EXERCISE AIM:
Can you write out all the lines word for word, with no pictures?

╭─ LISTING

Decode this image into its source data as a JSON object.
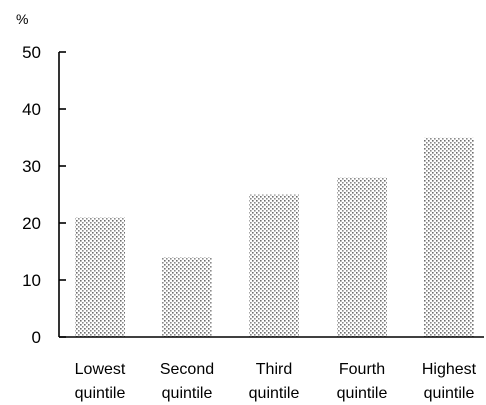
{
  "chart_data": {
    "type": "bar",
    "title": "",
    "xlabel": "",
    "ylabel": "%",
    "ylim": [
      0,
      50
    ],
    "yticks": [
      0,
      10,
      20,
      30,
      40,
      50
    ],
    "grid": false,
    "legend": "none",
    "categories": [
      [
        "Lowest",
        "quintile"
      ],
      [
        "Second",
        "quintile"
      ],
      [
        "Third",
        "quintile"
      ],
      [
        "Fourth",
        "quintile"
      ],
      [
        "Highest",
        "quintile"
      ]
    ],
    "values": [
      21,
      14,
      25,
      28,
      35
    ],
    "bar_style": "stippled-dots",
    "bar_color": "#7a7a7a"
  }
}
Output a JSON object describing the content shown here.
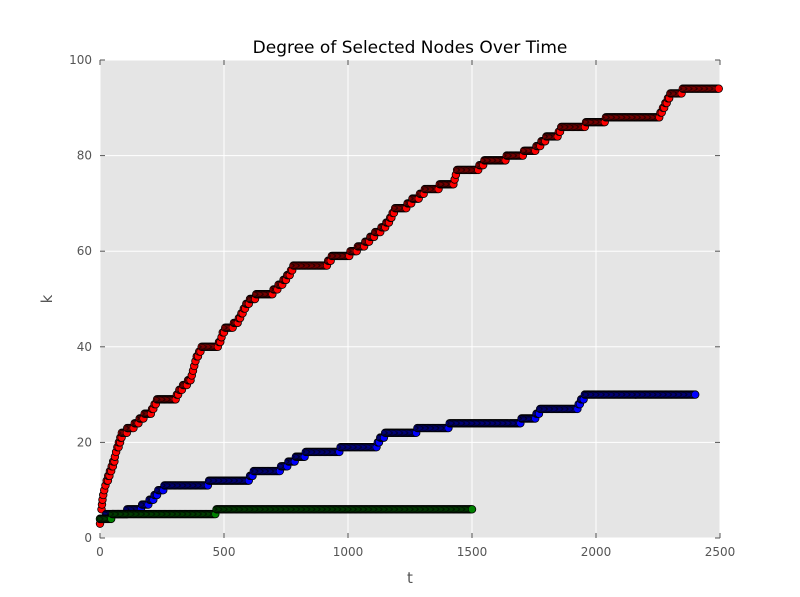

╰─

WRITTEN ANSWER:
Decode this image into its source data as a JSON object.
{
  "chart_data": {
    "type": "bar",
    "title": "",
    "xlabel": "",
    "ylabel": "%",
    "ylim": [
      0,
      50
    ],
    "yticks": [
      0,
      10,
      20,
      30,
      40,
      50
    ],
    "grid": false,
    "legend": "none",
    "categories": [
      [
        "Lowest",
        "quintile"
      ],
      [
        "Second",
        "quintile"
      ],
      [
        "Third",
        "quintile"
      ],
      [
        "Fourth",
        "quintile"
      ],
      [
        "Highest",
        "quintile"
      ]
    ],
    "values": [
      21,
      14,
      25,
      28,
      35
    ],
    "bar_style": "stippled-dots",
    "bar_color": "#7a7a7a"
  }
}
Output a JSON object describing the content shown here.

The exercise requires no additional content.